>>
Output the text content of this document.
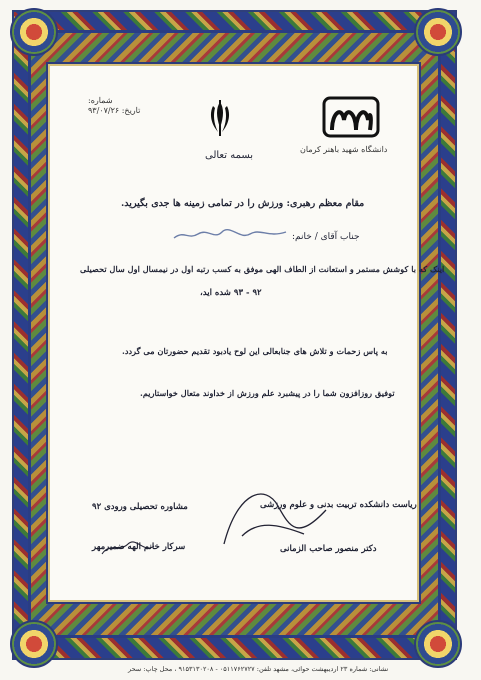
شماره:
تاریخ: ۹۳/۰۷/۲۶
بسمه تعالی
دانشگاه شهید باهنر کرمان
مقام معظم رهبری: ورزش را در تمامی زمینه ها جدی بگیرید.
جناب آقای / خانم:
اینک که با کوشش مستمر و استعانت از الطاف الهی موفق به کسب رتبه اول در نیمسال اول سال تحصیلی
۹۲ - ۹۳ شده اید،
به پاس زحمات و تلاش های جنابعالی این لوح یادبود تقدیم حضورتان می گردد.
توفیق روزافزون شما را در پیشبرد علم ورزش از خداوند متعال خواستاریم.
ریاست دانشکده تربیت بدنی و علوم ورزشی
دکتر منصور صاحب الزمانی
مشاوره تحصیلی ورودی ۹۲
سرکار خانم الهه ضمیرمهر
نشانی: شماره ۲۳ اردیبهشت حوائی، مشهد تلفن: ۰۵۱۱۷۶۲۷۲۷ - ۹۱۵۳۱۳۰۲۰۸ ، محل چاپ: سحر
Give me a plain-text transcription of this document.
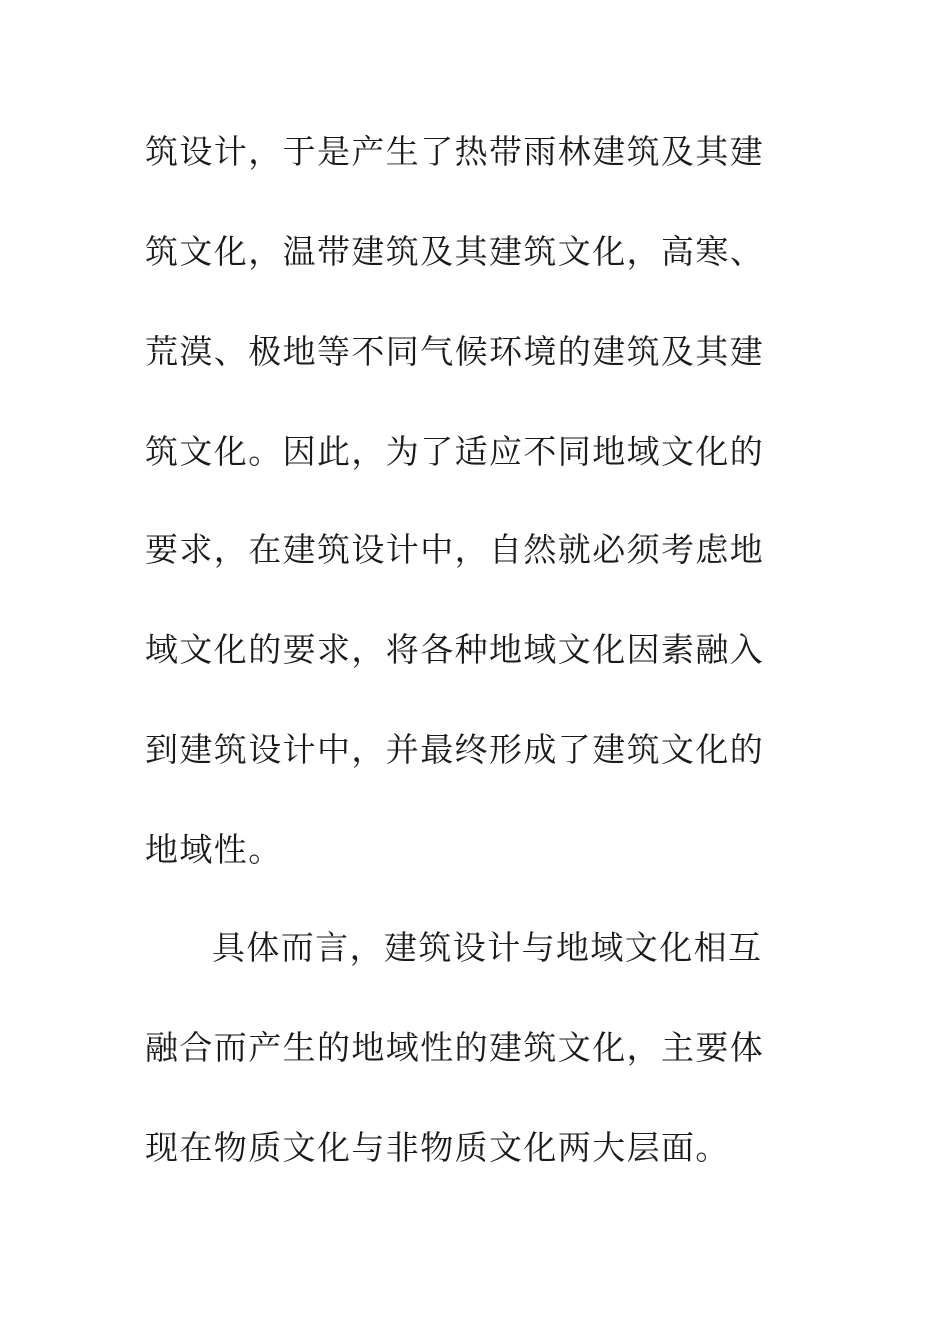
筑设计，于是产生了热带雨林建筑及其建
筑文化，温带建筑及其建筑文化，高寒、
荒漠、极地等不同气候环境的建筑及其建
筑文化。因此，为了适应不同地域文化的
要求，在建筑设计中，自然就必须考虑地
域文化的要求，将各种地域文化因素融入
到建筑设计中，并最终形成了建筑文化的
地域性。
具体而言，建筑设计与地域文化相互
融合而产生的地域性的建筑文化，主要体
现在物质文化与非物质文化两大层面。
<<
- [SET PROBLEM] Leave out the pictures and give the listing above again exactly.

- [ANSWER TO THE EXERCISE]
Output the text content of this document.
شماره:
تاریخ: ۹۳/۰۷/۲۶
بسمه تعالی
دانشگاه شهید باهنر کرمان
مقام معظم رهبری: ورزش را در تمامی زمینه ها جدی بگیرید.
جناب آقای / خانم:
اینک که با کوشش مستمر و استعانت از الطاف الهی موفق به کسب رتبه اول در نیمسال اول سال تحصیلی
۹۲ - ۹۳ شده اید،
به پاس زحمات و تلاش های جنابعالی این لوح یادبود تقدیم حضورتان می گردد.
توفیق روزافزون شما را در پیشبرد علم ورزش از خداوند متعال خواستاریم.
ریاست دانشکده تربیت بدنی و علوم ورزشی
دکتر منصور صاحب الزمانی
مشاوره تحصیلی ورودی ۹۲
سرکار خانم الهه ضمیرمهر
نشانی: شماره ۲۳ اردیبهشت حوائی، مشهد تلفن: ۰۵۱۱۷۶۲۷۲۷ - ۹۱۵۳۱۳۰۲۰۸ ، محل چاپ: سحر
Give me a plain-text transcription of this document.
筑设计，于是产生了热带雨林建筑及其建
筑文化，温带建筑及其建筑文化，高寒、
荒漠、极地等不同气候环境的建筑及其建
筑文化。因此，为了适应不同地域文化的
要求，在建筑设计中，自然就必须考虑地
域文化的要求，将各种地域文化因素融入
到建筑设计中，并最终形成了建筑文化的
地域性。
具体而言，建筑设计与地域文化相互
融合而产生的地域性的建筑文化，主要体
现在物质文化与非物质文化两大层面。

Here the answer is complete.